━━━ INFORMATION SHOWN ━━━
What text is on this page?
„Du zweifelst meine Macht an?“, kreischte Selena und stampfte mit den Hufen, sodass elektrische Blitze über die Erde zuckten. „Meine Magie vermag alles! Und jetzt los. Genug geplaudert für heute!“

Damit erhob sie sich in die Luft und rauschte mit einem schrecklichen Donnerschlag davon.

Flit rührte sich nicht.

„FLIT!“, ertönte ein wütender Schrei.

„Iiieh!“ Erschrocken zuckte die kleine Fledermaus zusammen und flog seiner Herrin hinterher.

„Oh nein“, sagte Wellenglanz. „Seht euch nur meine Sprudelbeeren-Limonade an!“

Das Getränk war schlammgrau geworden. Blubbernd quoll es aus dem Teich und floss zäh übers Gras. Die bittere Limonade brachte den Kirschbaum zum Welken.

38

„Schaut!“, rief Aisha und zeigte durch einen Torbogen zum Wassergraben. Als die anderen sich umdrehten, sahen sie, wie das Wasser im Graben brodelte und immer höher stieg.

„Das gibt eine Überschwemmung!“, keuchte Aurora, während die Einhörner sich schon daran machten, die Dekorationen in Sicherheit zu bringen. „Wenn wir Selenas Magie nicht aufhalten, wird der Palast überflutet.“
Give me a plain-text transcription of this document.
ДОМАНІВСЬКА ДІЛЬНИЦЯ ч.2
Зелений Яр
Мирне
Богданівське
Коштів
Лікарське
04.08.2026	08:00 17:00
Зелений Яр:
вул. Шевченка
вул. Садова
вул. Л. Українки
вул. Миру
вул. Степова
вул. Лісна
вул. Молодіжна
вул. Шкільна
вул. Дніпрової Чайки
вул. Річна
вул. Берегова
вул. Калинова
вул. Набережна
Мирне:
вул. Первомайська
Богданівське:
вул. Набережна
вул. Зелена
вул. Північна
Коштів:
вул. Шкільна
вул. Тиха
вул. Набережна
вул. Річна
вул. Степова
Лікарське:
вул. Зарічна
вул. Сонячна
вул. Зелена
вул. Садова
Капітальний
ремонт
━━━
EXERCISE DESCRIPTION: Extract all of the data exactly as written.

ANSWER TO THIS EXERCISE:
What text is on this page?
„Du zweifelst meine Macht an?“, kreischte Selena und stampfte mit den Hufen, sodass elektrische Blitze über die Erde zuckten. „Meine Magie vermag alles! Und jetzt los. Genug geplaudert für heute!“

Damit erhob sie sich in die Luft und rauschte mit einem schrecklichen Donnerschlag davon.

Flit rührte sich nicht.

„FLIT!“, ertönte ein wütender Schrei.

„Iiieh!“ Erschrocken zuckte die kleine Fledermaus zusammen und flog seiner Herrin hinterher.

„Oh nein“, sagte Wellenglanz. „Seht euch nur meine Sprudelbeeren-Limonade an!“

Das Getränk war schlammgrau geworden. Blubbernd quoll es aus dem Teich und floss zäh übers Gras. Die bittere Limonade brachte den Kirschbaum zum Welken.

38

„Schaut!“, rief Aisha und zeigte durch einen Torbogen zum Wassergraben. Als die anderen sich umdrehten, sahen sie, wie das Wasser im Graben brodelte und immer höher stieg.

„Das gibt eine Überschwemmung!“, keuchte Aurora, während die Einhörner sich schon daran machten, die Dekorationen in Sicherheit zu bringen. „Wenn wir Selenas Magie nicht aufhalten, wird der Palast überflutet.“
Give me a plain-text transcription of this document.
ДОМАНІВСЬКА ДІЛЬНИЦЯ ч.2
Зелений Яр
Мирне
Богданівське
Коштів
Лікарське
04.08.2026	08:00 17:00
Зелений Яр:
вул. Шевченка
вул. Садова
вул. Л. Українки
вул. Миру
вул. Степова
вул. Лісна
вул. Молодіжна
вул. Шкільна
вул. Дніпрової Чайки
вул. Річна
вул. Берегова
вул. Калинова
вул. Набережна
Мирне:
вул. Первомайська
Богданівське:
вул. Набережна
вул. Зелена
вул. Північна
Коштів:
вул. Шкільна
вул. Тиха
вул. Набережна
вул. Річна
вул. Степова
Лікарське:
вул. Зарічна
вул. Сонячна
вул. Зелена
вул. Садова
Капітальний
ремонт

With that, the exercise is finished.